On this project, Germany’s Federal Waterways Engineering and Research Institute opted for the product of a joint research effort with ContiTech. “The materials ContiTech uses in its conveyor belts are already being utilized successfully in rubber dams and have proven to be extremely resilient, among other things. They are even able to withstand deliberate acts of vandalism,” explains Michael Möschen, application technician with ContiTech. Together, the research team road-tested a new sealing method for lock basins to find out how an existing lock might be retrofitted with extra-durable seals.
Unlike continuous structures, the walls of a lock consist of several sections. Between them, expansion and sealing joints give the concrete the space it needs to expand on hot days without damaging the canal wall with the pressure they exert. At Kleinostheim, the joints were originally sealed with PVC to prevent water from permeating them. After fifty years, however, the profile seals are now crumbling, and water is entering the basin from both the River Main and the adjacent lock chamber.
Back in 2010, as part of a pilot project with the Federal Waterways Engineering and Research Institute, ContiTech floated the idea of using a strip of natural rubber. The suggestion was to use a hoisting belt with a steel cord-traction member, much like those used to raise and lower bodies-in-white on the production lines of automotive manufacturers. In three stages of development, different profiles were tested and a series of complex lab trials was carried out on joints simulated in a concrete model in the halls of the Federal Waterways Engineering and Research Institute. When the time came to pilot the solution in Kleinostheim, the team laid the belt along a joint in the pump tunnel, bolted down the sides and then covered the fixture-points with protective plates.
“After about five years in operation, our conveyor belt material has lasted very well and proven that it’s simply perfect for this kind of work,” says Michael Möschen. “Last year,” he adds, “we went into the next stage of construction and further optimized our process. Together with the Federal Waterways Engineering and Research Institute, we aim to make this solution for sealing lock joints a standard construction technique.”

- What the exercise asks -
Copy the passage on sealing lock joints, everything from "Back in 2010, as" down to "with protective plates.", and switch "natural rubber" to "synthetic rubber".

[Collection entries]
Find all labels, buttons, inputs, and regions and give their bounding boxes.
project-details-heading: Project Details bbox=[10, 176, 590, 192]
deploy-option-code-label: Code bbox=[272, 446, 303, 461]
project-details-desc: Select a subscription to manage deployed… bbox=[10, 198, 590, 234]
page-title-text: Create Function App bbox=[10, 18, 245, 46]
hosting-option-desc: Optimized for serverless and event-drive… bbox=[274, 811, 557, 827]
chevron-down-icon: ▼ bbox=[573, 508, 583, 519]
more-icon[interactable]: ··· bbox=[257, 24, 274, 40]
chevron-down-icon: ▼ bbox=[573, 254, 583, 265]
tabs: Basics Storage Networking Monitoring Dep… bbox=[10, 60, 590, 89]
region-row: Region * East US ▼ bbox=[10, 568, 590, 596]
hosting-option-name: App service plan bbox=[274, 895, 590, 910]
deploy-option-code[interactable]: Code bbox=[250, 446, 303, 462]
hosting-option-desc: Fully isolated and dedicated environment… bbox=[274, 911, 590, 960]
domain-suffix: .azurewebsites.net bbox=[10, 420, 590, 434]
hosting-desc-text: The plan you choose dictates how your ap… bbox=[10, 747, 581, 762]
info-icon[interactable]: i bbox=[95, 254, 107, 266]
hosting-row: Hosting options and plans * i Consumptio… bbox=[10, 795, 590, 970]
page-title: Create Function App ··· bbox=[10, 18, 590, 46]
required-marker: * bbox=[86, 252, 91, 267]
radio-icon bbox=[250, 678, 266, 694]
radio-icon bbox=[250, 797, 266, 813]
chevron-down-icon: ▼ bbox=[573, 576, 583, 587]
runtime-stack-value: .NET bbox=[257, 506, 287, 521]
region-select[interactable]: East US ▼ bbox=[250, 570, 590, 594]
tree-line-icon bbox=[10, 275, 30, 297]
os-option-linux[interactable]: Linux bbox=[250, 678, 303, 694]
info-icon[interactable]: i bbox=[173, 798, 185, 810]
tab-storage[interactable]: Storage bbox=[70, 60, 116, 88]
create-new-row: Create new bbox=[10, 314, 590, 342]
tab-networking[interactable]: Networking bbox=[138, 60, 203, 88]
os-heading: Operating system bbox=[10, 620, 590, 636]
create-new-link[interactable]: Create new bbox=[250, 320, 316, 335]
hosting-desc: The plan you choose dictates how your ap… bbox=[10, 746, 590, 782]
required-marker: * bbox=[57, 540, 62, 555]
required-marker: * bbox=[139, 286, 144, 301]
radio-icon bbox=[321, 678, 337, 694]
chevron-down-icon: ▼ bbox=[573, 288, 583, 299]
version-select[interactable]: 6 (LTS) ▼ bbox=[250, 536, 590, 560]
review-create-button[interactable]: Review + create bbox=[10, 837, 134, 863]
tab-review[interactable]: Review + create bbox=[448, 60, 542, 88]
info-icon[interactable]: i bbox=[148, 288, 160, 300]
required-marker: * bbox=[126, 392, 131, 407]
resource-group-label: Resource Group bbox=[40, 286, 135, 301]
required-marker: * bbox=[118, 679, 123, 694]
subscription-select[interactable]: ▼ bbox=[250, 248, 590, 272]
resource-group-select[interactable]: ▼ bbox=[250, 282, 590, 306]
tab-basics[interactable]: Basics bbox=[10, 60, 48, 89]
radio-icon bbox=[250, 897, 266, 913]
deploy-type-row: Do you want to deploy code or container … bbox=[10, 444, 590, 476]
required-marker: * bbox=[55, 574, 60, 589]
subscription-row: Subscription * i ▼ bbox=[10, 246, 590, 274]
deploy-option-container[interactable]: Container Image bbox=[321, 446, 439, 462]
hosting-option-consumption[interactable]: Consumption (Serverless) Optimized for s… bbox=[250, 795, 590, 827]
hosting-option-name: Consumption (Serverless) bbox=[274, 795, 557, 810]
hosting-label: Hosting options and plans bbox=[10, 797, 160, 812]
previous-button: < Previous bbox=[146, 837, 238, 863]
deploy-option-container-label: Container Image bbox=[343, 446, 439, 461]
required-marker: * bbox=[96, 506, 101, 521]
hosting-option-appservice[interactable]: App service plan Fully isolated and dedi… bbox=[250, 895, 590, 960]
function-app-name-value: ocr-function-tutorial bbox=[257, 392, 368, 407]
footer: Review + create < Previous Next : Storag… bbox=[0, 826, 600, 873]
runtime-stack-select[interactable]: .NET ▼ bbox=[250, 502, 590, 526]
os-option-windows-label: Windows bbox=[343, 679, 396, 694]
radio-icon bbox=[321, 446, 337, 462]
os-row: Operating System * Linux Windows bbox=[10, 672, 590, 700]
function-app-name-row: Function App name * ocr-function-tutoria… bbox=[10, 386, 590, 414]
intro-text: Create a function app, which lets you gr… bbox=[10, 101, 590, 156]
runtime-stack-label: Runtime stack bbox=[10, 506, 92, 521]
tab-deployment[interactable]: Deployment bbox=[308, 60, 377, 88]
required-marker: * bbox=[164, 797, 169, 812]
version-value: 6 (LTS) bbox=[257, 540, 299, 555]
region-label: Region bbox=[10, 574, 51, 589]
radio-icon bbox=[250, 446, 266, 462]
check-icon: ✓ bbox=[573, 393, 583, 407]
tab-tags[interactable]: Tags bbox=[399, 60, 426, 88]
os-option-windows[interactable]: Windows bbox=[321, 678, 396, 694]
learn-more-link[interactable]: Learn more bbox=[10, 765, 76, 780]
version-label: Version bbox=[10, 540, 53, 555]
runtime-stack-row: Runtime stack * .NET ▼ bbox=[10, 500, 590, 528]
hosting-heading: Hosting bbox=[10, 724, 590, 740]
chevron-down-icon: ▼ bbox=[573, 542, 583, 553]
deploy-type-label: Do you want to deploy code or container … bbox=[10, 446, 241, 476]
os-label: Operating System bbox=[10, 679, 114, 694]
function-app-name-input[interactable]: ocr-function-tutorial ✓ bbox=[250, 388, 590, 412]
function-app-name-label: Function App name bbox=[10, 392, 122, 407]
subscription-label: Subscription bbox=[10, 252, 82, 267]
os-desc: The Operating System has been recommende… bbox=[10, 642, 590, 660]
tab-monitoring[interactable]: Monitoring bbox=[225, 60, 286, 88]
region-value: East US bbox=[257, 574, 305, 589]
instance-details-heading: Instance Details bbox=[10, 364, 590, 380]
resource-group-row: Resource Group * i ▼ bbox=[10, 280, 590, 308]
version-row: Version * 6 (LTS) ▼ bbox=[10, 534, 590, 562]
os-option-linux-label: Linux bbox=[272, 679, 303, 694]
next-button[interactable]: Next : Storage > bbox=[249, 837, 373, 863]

- Solved problem -
Back in 2010, as part of a pilot project with the Federal Waterways Engineering and Research Institute, ContiTech floated the idea of using a strip of synthetic rubber. The suggestion was to use a hoisting belt with a steel cord-traction member, much like those used to raise and lower bodies-in-white on the production lines of automotive manufacturers. In three stages of development, different profiles were tested and a series of complex lab trials was carried out on joints simulated in a concrete model in the halls of the Federal Waterways Engineering and Research Institute. When the time came to pilot the solution in Kleinostheim, the team laid the belt along a joint in the pump tunnel, bolted down the sides and then covered the fixture-points with protective plates.